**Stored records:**
* * * * * * *

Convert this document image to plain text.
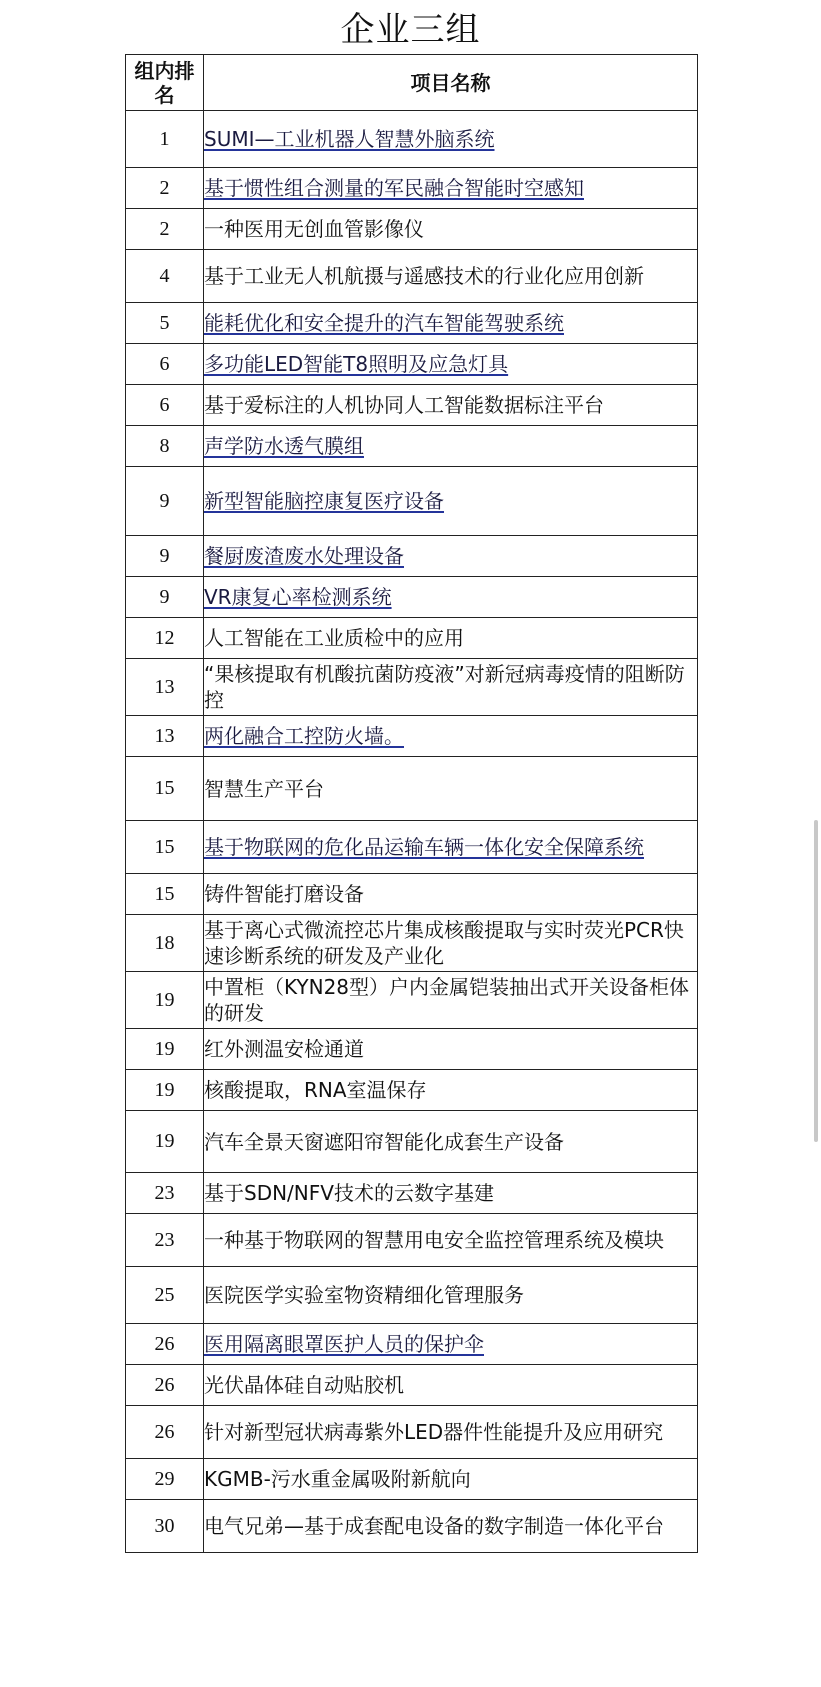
企业三组
组内排名	项目名称
1	SUMI—工业机器人智慧外脑系统
2	基于惯性组合测量的军民融合智能时空感知
2	一种医用无创血管影像仪
4	基于工业无人机航摄与遥感技术的行业化应用创新
5	能耗优化和安全提升的汽车智能驾驶系统
6	多功能LED智能T8照明及应急灯具
6	基于爱标注的人机协同人工智能数据标注平台
8	声学防水透气膜组
9	新型智能脑控康复医疗设备
9	餐厨废渣废水处理设备
9	VR康复心率检测系统
12	人工智能在工业质检中的应用
13	“果核提取有机酸抗菌防疫液”对新冠病毒疫情的阻断防控
13	两化融合工控防火墙。
15	智慧生产平台
15	基于物联网的危化品运输车辆一体化安全保障系统
15	铸件智能打磨设备
18	基于离心式微流控芯片集成核酸提取与实时荧光PCR快速诊断系统的研发及产业化
19	中置柜（KYN28型）户内金属铠装抽出式开关设备柜体的研发
19	红外测温安检通道
19	核酸提取，RNA室温保存
19	汽车全景天窗遮阳帘智能化成套生产设备
23	基于SDN/NFV技术的云数字基建
23	一种基于物联网的智慧用电安全监控管理系统及模块
25	医院医学实验室物资精细化管理服务
26	医用隔离眼罩医护人员的保护伞
26	光伏晶体硅自动贴胶机
26	针对新型冠状病毒紫外LED器件性能提升及应用研究
29	KGMB-污水重金属吸附新航向
30	电气兄弟—基于成套配电设备的数字制造一体化平台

* * * * * * *

**SET PROBLEM:**
Restate the full listing verbatim and drop every picture.

**RESULT OF THIS TASK:**
Convert this document image to plain text.
企业三组
组内排名	项目名称
1	SUMI—工业机器人智慧外脑系统
2	基于惯性组合测量的军民融合智能时空感知
2	一种医用无创血管影像仪
4	基于工业无人机航摄与遥感技术的行业化应用创新
5	能耗优化和安全提升的汽车智能驾驶系统
6	多功能LED智能T8照明及应急灯具
6	基于爱标注的人机协同人工智能数据标注平台
8	声学防水透气膜组
9	新型智能脑控康复医疗设备
9	餐厨废渣废水处理设备
9	VR康复心率检测系统
12	人工智能在工业质检中的应用
13	“果核提取有机酸抗菌防疫液”对新冠病毒疫情的阻断防控
13	两化融合工控防火墙。
15	智慧生产平台
15	基于物联网的危化品运输车辆一体化安全保障系统
15	铸件智能打磨设备
18	基于离心式微流控芯片集成核酸提取与实时荧光PCR快速诊断系统的研发及产业化
19	中置柜（KYN28型）户内金属铠装抽出式开关设备柜体的研发
19	红外测温安检通道
19	核酸提取，RNA室温保存
19	汽车全景天窗遮阳帘智能化成套生产设备
23	基于SDN/NFV技术的云数字基建
23	一种基于物联网的智慧用电安全监控管理系统及模块
25	医院医学实验室物资精细化管理服务
26	医用隔离眼罩医护人员的保护伞
26	光伏晶体硅自动贴胶机
26	针对新型冠状病毒紫外LED器件性能提升及应用研究
29	KGMB-污水重金属吸附新航向
30	电气兄弟—基于成套配电设备的数字制造一体化平台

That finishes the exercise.